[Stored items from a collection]
******************************

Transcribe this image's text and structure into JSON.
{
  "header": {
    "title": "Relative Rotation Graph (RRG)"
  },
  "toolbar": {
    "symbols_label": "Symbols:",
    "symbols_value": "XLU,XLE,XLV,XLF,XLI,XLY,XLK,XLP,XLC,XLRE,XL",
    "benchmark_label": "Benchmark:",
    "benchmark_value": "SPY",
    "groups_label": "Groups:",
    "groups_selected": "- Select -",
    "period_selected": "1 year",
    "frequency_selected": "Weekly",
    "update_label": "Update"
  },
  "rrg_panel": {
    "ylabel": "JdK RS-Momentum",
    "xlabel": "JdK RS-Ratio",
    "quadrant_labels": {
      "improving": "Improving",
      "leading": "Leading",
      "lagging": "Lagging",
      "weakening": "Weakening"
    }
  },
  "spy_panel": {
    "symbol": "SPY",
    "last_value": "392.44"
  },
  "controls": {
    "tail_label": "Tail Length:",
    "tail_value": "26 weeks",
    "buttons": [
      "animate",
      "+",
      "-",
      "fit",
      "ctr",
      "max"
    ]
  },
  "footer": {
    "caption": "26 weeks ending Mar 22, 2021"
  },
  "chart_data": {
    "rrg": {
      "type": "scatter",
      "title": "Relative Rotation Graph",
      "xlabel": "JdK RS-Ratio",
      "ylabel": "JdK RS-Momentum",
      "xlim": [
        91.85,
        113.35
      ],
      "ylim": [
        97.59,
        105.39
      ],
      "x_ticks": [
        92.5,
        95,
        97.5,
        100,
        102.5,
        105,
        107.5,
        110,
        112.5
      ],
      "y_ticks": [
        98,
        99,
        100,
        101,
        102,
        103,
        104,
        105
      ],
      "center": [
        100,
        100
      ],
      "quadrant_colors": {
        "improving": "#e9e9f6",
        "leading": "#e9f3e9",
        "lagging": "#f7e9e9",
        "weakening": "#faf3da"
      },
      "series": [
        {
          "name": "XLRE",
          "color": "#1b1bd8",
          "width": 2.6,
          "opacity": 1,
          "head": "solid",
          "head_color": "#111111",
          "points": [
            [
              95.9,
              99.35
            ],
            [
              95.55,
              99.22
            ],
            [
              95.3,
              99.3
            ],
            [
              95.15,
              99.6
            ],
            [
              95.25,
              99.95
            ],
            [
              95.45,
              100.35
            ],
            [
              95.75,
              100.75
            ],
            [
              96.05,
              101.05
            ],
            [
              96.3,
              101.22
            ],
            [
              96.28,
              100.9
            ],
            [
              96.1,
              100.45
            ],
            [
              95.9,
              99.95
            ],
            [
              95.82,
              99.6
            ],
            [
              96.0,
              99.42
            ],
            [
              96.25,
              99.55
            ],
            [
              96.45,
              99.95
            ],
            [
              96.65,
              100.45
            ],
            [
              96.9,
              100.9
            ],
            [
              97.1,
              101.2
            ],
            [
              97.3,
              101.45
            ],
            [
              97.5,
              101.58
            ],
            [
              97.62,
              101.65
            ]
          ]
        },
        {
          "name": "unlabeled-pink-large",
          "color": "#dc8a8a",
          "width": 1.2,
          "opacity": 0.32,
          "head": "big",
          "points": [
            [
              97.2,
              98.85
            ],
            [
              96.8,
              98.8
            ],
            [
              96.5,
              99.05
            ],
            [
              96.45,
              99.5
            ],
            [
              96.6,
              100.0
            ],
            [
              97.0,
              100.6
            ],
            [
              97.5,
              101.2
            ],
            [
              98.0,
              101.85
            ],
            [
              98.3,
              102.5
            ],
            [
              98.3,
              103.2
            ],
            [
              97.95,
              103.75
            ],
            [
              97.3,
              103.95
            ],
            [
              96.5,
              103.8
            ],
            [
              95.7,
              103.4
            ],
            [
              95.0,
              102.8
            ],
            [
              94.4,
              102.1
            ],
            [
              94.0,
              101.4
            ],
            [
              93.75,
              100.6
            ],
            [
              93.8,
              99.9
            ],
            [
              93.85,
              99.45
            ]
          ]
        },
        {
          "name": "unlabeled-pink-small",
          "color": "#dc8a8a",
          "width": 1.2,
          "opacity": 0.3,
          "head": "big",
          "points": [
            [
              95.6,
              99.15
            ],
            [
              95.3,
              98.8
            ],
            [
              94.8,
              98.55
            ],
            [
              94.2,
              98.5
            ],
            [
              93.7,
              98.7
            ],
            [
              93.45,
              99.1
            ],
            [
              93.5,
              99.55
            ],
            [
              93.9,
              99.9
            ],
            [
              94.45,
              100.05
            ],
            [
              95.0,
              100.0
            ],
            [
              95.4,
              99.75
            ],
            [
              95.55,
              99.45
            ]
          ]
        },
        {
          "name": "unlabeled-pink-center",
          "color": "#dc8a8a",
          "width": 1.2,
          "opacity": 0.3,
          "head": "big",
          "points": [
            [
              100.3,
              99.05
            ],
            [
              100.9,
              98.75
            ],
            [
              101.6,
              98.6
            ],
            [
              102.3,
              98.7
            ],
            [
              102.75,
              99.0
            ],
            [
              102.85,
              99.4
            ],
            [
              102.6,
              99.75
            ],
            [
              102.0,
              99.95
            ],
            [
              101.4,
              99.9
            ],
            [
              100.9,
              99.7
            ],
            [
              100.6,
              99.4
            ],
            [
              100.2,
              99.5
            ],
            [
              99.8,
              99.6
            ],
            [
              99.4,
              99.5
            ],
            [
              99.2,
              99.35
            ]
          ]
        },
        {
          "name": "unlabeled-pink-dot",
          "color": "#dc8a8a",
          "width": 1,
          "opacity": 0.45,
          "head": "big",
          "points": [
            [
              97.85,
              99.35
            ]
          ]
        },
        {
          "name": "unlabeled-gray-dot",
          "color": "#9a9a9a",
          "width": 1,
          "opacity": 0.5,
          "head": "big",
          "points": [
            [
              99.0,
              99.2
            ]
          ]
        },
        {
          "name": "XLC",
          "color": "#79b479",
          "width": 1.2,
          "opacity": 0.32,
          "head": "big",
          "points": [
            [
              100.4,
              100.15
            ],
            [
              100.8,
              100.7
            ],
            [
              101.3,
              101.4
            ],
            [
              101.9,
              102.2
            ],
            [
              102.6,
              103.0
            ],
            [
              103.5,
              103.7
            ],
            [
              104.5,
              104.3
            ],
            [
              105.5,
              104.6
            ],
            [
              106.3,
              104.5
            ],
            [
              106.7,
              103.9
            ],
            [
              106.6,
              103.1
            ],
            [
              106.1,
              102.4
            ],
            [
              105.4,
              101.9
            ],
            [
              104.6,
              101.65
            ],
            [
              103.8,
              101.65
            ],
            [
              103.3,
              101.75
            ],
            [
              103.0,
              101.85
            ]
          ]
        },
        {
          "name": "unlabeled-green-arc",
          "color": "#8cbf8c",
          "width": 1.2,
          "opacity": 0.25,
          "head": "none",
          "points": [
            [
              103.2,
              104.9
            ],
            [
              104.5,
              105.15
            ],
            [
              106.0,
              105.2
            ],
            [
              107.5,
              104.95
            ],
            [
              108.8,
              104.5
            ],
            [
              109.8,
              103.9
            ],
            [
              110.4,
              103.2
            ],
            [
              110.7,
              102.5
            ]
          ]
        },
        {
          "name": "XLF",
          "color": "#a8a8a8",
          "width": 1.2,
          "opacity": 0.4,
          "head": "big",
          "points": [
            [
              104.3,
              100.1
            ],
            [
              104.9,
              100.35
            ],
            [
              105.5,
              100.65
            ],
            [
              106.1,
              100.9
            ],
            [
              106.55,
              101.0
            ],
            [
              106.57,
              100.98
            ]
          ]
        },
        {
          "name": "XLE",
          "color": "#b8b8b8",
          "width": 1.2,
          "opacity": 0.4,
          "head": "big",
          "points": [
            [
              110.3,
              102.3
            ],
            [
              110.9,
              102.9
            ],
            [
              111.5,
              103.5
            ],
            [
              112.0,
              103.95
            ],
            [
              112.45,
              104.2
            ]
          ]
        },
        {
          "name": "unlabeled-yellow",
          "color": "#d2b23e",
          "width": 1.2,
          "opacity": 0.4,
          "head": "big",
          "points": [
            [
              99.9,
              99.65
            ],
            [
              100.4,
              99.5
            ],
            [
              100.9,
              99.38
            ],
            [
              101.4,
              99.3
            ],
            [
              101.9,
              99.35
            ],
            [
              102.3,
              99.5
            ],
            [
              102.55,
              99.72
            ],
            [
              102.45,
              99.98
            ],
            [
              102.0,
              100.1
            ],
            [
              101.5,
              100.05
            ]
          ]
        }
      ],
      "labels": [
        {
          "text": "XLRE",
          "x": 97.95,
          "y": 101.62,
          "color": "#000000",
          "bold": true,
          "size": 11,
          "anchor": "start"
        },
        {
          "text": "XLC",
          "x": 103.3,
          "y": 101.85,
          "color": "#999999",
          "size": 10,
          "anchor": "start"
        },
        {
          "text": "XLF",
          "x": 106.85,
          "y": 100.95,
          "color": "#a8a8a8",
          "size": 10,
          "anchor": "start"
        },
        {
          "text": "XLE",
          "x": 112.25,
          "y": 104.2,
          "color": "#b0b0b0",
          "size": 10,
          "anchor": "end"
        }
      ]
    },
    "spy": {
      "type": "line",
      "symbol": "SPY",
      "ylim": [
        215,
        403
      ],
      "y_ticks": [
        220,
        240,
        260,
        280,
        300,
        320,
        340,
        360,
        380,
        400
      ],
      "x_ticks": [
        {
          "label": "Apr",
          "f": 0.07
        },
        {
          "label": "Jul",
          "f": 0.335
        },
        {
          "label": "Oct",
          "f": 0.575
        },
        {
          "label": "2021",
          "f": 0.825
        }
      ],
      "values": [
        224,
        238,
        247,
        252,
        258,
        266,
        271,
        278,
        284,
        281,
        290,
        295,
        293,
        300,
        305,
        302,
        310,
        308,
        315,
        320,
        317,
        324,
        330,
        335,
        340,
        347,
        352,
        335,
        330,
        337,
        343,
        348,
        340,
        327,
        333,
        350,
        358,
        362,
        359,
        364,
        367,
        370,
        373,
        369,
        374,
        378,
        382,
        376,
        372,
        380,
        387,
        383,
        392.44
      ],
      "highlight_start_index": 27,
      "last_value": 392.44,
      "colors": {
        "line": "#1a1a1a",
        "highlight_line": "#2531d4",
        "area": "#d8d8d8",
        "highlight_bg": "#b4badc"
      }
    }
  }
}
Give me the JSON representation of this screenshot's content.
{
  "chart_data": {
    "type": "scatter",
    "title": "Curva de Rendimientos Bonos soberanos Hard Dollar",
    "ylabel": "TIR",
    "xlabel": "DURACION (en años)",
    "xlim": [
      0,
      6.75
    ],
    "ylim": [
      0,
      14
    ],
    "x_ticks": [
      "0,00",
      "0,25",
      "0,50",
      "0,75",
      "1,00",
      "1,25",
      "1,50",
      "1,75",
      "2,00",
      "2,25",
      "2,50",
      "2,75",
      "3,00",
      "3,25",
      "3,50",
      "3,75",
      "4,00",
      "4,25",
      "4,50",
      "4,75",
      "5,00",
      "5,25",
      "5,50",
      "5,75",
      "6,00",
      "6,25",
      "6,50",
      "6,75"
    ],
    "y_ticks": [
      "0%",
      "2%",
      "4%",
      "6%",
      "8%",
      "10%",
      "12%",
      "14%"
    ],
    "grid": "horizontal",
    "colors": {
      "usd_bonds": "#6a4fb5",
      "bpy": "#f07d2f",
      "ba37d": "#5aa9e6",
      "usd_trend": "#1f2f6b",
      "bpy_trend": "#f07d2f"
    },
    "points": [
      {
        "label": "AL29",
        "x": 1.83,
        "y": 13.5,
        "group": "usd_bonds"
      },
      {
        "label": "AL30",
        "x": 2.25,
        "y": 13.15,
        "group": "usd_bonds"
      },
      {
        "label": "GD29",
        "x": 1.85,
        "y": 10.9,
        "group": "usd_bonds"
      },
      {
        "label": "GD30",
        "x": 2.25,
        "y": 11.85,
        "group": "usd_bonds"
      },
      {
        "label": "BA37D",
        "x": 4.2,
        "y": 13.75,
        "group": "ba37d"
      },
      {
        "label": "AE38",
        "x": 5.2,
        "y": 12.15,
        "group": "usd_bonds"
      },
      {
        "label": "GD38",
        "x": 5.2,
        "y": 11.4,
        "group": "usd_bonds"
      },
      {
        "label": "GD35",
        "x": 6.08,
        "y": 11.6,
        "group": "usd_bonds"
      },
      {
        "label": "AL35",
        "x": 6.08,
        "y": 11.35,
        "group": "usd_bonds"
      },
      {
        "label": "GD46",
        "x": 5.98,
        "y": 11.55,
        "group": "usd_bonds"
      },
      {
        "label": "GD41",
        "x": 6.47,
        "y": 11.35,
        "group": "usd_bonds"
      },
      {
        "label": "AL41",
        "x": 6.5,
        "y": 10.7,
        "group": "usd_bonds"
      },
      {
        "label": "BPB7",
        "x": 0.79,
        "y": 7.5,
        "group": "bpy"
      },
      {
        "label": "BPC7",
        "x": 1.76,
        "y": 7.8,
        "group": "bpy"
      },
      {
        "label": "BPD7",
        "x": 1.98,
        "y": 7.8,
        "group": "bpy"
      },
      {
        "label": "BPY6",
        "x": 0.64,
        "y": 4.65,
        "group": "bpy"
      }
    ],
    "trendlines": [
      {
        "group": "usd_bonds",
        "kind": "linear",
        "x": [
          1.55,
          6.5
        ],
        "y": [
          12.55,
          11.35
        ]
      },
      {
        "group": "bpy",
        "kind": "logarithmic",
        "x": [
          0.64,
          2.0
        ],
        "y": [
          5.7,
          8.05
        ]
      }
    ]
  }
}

******************************

- _Task prompt_: State the number of lines in these entries that include the string "unlabeled". Provide nothing beyond that number.

- _Full response_: 7